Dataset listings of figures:
============

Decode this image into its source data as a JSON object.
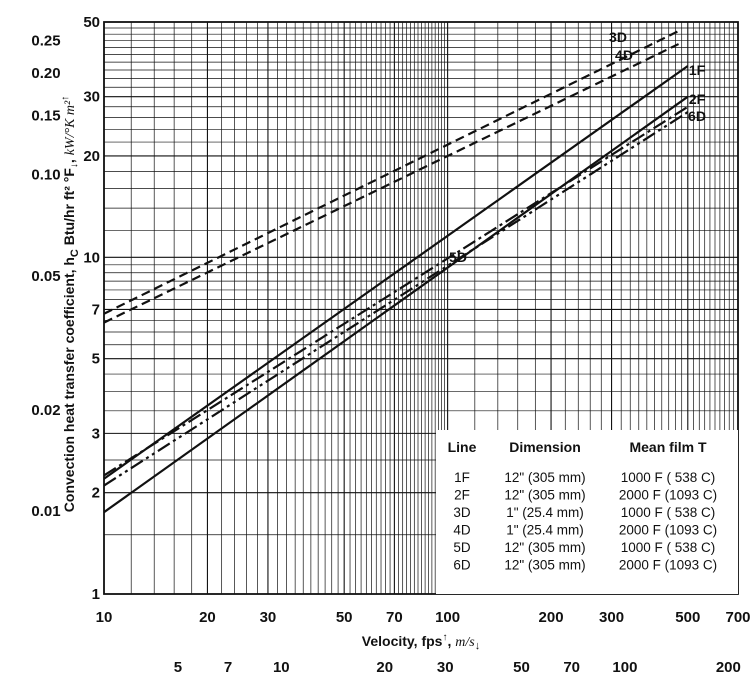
{
  "chart_data": {
    "type": "line",
    "scale": "log-log",
    "x_axis": {
      "label": "Velocity, fps",
      "label_unit": "m/s",
      "range": [
        10,
        700
      ],
      "ticks": [
        "10",
        "20",
        "30",
        "50",
        "70",
        "100",
        "200",
        "300",
        "500",
        "700"
      ],
      "secondary_ticks": [
        "5",
        "7",
        "10",
        "20",
        "30",
        "50",
        "70",
        "100",
        "200"
      ]
    },
    "y_axis": {
      "label": "Convection heat transfer coefficient, h",
      "label_sub": "C",
      "label_unit_1": "Btu/hr ft² °F",
      "label_unit_2": "kW/°K m²",
      "range": [
        1,
        50
      ],
      "ticks": [
        "1",
        "2",
        "3",
        "5",
        "7",
        "10",
        "20",
        "30",
        "50"
      ],
      "secondary_ticks": [
        "0.01",
        "0.02",
        "0.05",
        "0.10",
        "0.15",
        "0.20",
        "0.25"
      ]
    },
    "series": [
      {
        "name": "1F",
        "style": "solid",
        "x": [
          10,
          500
        ],
        "y": [
          2.2,
          37
        ]
      },
      {
        "name": "2F",
        "style": "solid",
        "x": [
          10,
          500
        ],
        "y": [
          1.75,
          30
        ]
      },
      {
        "name": "3D",
        "style": "dashed",
        "x": [
          10,
          470
        ],
        "y": [
          6.8,
          47
        ]
      },
      {
        "name": "4D",
        "style": "dashed",
        "x": [
          10,
          470
        ],
        "y": [
          6.4,
          43
        ]
      },
      {
        "name": "5D",
        "style": "dashdot",
        "x": [
          10,
          500
        ],
        "y": [
          2.25,
          28
        ]
      },
      {
        "name": "6D",
        "style": "dashdot2",
        "x": [
          10,
          500
        ],
        "y": [
          2.1,
          27
        ]
      }
    ],
    "legend": {
      "position": "bottom-right",
      "headers": [
        "Line",
        "Dimension",
        "Mean film T"
      ],
      "rows": [
        [
          "1F",
          "12\" (305 mm)",
          "1000 F (  538 C)"
        ],
        [
          "2F",
          "12\" (305 mm)",
          "2000 F (1093 C)"
        ],
        [
          "3D",
          "1\" (25.4 mm)",
          "1000 F (  538 C)"
        ],
        [
          "4D",
          "1\" (25.4 mm)",
          "2000 F (1093 C)"
        ],
        [
          "5D",
          "12\" (305 mm)",
          "1000 F (  538 C)"
        ],
        [
          "6D",
          "12\" (305 mm)",
          "2000 F (1093 C)"
        ]
      ]
    },
    "grid": true
  }
}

============

Work required = Every record above must be given again exactly; drop the pictures.

The completed task =
Decode this image into its source data as a JSON object.
{
  "chart_data": {
    "type": "line",
    "scale": "log-log",
    "x_axis": {
      "label": "Velocity, fps",
      "label_unit": "m/s",
      "range": [
        10,
        700
      ],
      "ticks": [
        "10",
        "20",
        "30",
        "50",
        "70",
        "100",
        "200",
        "300",
        "500",
        "700"
      ],
      "secondary_ticks": [
        "5",
        "7",
        "10",
        "20",
        "30",
        "50",
        "70",
        "100",
        "200"
      ]
    },
    "y_axis": {
      "label": "Convection heat transfer coefficient, h",
      "label_sub": "C",
      "label_unit_1": "Btu/hr ft² °F",
      "label_unit_2": "kW/°K m²",
      "range": [
        1,
        50
      ],
      "ticks": [
        "1",
        "2",
        "3",
        "5",
        "7",
        "10",
        "20",
        "30",
        "50"
      ],
      "secondary_ticks": [
        "0.01",
        "0.02",
        "0.05",
        "0.10",
        "0.15",
        "0.20",
        "0.25"
      ]
    },
    "series": [
      {
        "name": "1F",
        "style": "solid",
        "x": [
          10,
          500
        ],
        "y": [
          2.2,
          37
        ]
      },
      {
        "name": "2F",
        "style": "solid",
        "x": [
          10,
          500
        ],
        "y": [
          1.75,
          30
        ]
      },
      {
        "name": "3D",
        "style": "dashed",
        "x": [
          10,
          470
        ],
        "y": [
          6.8,
          47
        ]
      },
      {
        "name": "4D",
        "style": "dashed",
        "x": [
          10,
          470
        ],
        "y": [
          6.4,
          43
        ]
      },
      {
        "name": "5D",
        "style": "dashdot",
        "x": [
          10,
          500
        ],
        "y": [
          2.25,
          28
        ]
      },
      {
        "name": "6D",
        "style": "dashdot2",
        "x": [
          10,
          500
        ],
        "y": [
          2.1,
          27
        ]
      }
    ],
    "legend": {
      "position": "bottom-right",
      "headers": [
        "Line",
        "Dimension",
        "Mean film T"
      ],
      "rows": [
        [
          "1F",
          "12\" (305 mm)",
          "1000 F (  538 C)"
        ],
        [
          "2F",
          "12\" (305 mm)",
          "2000 F (1093 C)"
        ],
        [
          "3D",
          "1\" (25.4 mm)",
          "1000 F (  538 C)"
        ],
        [
          "4D",
          "1\" (25.4 mm)",
          "2000 F (1093 C)"
        ],
        [
          "5D",
          "12\" (305 mm)",
          "1000 F (  538 C)"
        ],
        [
          "6D",
          "12\" (305 mm)",
          "2000 F (1093 C)"
        ]
      ]
    },
    "grid": true
  }
}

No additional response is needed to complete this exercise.